— Extracted data —
* * * * * * *

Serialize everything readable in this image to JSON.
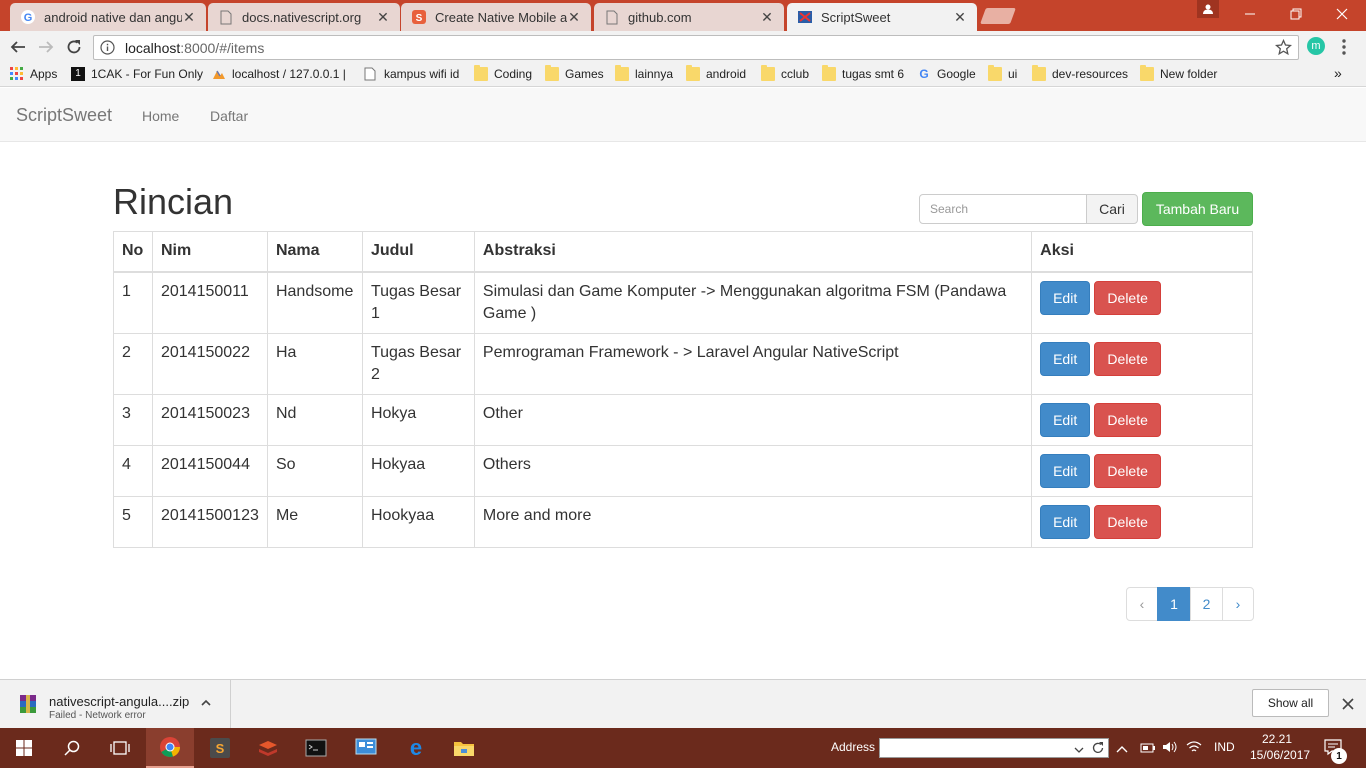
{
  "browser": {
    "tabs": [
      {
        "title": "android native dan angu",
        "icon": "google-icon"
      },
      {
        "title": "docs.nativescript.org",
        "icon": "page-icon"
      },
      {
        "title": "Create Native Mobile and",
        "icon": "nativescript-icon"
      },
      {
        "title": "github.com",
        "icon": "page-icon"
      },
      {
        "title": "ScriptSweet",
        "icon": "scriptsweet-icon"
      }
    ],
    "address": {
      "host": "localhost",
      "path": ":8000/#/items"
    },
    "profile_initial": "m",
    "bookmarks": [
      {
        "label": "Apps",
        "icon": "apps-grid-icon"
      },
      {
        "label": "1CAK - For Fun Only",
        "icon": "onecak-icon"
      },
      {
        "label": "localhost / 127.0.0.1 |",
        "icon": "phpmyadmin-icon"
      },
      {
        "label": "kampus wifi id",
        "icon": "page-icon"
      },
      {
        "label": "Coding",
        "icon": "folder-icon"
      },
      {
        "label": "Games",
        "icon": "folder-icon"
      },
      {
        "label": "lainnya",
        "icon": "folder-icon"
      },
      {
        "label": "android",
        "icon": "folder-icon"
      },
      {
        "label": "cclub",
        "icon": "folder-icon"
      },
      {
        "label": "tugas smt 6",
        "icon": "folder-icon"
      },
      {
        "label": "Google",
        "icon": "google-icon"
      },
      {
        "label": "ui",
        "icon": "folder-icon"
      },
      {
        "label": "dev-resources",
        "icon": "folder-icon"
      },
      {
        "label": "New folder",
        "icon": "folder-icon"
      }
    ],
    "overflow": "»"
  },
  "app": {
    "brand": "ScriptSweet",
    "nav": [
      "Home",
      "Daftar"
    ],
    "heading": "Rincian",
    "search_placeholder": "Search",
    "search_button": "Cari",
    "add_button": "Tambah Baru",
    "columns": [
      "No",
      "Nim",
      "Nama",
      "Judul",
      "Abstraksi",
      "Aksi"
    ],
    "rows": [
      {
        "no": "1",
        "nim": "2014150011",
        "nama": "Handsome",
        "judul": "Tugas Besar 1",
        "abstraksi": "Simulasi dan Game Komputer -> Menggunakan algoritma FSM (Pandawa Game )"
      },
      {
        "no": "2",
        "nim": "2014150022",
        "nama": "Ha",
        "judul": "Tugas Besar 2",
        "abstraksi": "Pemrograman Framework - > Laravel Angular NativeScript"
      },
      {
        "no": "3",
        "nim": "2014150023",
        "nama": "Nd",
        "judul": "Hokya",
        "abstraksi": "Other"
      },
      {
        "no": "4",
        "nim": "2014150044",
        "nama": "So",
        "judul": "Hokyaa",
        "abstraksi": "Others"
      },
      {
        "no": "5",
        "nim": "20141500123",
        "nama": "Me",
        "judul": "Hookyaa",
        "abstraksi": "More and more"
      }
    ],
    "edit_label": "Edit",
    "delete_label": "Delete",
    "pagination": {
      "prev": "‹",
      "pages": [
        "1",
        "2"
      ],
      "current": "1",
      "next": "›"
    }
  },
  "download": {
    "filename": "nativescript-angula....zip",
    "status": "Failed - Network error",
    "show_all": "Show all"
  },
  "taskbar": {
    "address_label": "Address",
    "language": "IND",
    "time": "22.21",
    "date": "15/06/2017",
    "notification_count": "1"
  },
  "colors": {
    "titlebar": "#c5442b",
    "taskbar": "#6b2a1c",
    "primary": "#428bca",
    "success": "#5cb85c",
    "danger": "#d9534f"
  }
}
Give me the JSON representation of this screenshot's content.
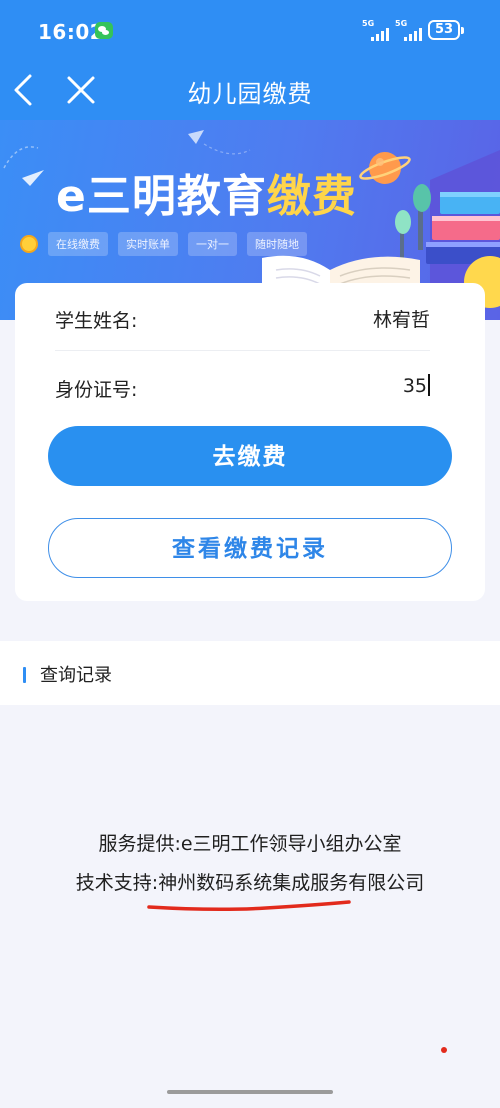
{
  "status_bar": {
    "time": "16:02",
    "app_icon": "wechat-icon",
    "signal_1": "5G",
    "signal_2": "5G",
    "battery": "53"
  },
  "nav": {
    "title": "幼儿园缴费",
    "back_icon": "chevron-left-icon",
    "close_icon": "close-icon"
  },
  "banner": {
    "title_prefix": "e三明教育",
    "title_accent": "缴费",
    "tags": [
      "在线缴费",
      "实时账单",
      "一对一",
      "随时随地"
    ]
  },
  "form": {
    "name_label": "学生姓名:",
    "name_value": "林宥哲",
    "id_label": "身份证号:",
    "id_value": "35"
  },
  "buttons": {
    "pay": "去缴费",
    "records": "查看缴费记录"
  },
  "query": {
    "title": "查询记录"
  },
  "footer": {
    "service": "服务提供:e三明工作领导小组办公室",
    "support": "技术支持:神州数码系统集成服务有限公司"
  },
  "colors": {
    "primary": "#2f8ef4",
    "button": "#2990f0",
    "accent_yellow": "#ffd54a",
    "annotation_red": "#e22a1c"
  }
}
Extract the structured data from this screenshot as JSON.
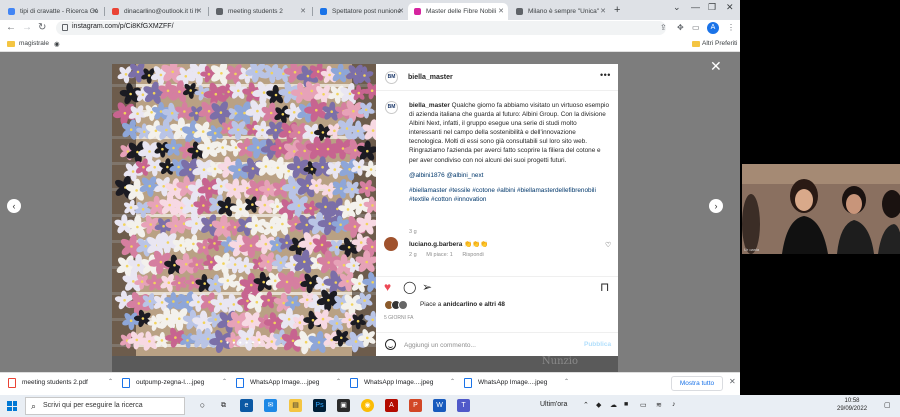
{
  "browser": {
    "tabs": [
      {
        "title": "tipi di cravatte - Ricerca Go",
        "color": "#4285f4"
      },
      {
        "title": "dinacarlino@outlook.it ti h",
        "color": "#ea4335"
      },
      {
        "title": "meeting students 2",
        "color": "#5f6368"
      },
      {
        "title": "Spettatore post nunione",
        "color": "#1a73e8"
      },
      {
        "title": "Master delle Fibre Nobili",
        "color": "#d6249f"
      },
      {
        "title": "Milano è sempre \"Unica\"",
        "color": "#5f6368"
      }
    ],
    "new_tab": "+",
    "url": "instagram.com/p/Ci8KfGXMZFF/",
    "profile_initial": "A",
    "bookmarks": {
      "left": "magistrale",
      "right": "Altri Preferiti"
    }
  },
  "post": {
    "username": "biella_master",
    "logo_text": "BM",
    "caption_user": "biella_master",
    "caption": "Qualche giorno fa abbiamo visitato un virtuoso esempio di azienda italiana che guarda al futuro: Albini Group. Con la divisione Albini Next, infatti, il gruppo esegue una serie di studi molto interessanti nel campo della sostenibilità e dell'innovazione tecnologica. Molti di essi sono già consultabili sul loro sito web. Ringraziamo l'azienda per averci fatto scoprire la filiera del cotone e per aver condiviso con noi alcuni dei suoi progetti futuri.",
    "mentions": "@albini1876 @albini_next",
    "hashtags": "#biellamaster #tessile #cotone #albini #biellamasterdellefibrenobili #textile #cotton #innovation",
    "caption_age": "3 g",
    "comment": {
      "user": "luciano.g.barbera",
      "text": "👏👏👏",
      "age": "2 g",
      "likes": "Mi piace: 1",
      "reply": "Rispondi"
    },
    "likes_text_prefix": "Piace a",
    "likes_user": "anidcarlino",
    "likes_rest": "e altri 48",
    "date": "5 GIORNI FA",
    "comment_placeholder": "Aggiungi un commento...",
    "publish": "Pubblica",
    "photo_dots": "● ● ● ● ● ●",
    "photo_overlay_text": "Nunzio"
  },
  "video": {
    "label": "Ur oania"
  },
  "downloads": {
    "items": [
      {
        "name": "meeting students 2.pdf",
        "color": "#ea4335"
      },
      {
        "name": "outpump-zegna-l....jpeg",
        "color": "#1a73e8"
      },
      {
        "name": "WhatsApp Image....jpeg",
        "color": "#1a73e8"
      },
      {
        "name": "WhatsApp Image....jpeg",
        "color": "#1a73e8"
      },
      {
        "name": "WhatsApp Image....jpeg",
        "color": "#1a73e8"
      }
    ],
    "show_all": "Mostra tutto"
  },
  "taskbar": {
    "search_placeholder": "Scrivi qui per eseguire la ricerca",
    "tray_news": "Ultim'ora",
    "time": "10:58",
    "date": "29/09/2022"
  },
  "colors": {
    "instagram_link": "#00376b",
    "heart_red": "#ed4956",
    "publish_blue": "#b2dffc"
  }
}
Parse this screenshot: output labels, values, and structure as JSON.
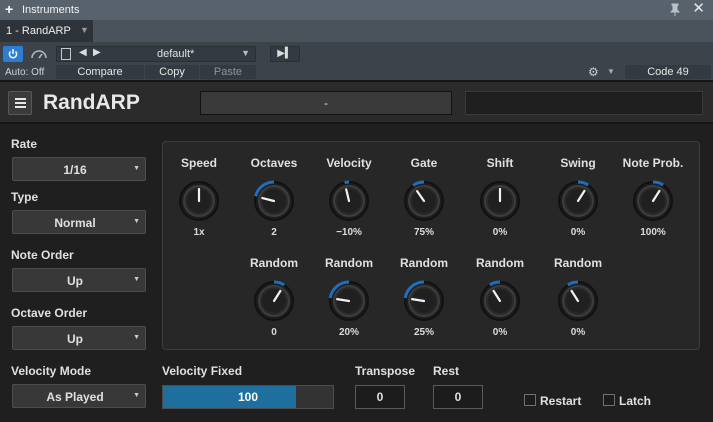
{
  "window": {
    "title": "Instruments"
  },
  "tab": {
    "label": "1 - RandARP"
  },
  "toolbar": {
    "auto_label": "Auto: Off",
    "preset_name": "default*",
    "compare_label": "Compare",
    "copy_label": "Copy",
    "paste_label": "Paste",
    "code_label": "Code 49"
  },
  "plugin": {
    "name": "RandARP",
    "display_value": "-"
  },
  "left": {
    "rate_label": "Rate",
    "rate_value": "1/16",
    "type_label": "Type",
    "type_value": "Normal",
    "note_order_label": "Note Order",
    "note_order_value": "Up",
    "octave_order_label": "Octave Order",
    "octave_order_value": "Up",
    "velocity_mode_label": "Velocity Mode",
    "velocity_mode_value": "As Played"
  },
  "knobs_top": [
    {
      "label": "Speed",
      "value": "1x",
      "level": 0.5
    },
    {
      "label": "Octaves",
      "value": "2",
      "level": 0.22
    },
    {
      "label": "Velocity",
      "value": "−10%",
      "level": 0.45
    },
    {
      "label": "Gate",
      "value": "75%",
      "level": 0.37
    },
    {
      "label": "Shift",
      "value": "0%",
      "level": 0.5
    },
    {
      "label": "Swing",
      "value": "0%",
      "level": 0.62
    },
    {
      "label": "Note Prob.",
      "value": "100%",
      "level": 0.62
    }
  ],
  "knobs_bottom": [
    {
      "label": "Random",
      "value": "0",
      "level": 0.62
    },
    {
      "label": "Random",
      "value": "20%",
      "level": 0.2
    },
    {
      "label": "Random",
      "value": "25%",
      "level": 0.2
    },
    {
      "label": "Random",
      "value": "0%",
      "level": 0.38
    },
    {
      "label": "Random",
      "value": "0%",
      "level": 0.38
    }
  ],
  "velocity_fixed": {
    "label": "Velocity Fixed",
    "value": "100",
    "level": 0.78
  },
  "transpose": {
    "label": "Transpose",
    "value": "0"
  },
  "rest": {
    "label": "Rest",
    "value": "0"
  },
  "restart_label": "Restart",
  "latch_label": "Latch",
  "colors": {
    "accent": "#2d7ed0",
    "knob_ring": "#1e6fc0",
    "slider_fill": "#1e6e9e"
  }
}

* * * * * * *

— Given problem —
Copy all lines from the material that contain "JSON".

— Answer to the task —
Serialize everything readable in this image to JSON.
Give me the JSON representation of this screenshot's content.
Extract the structured data from this screenshot as JSON.
Parse this screenshot: output labels, values, and structure as JSON.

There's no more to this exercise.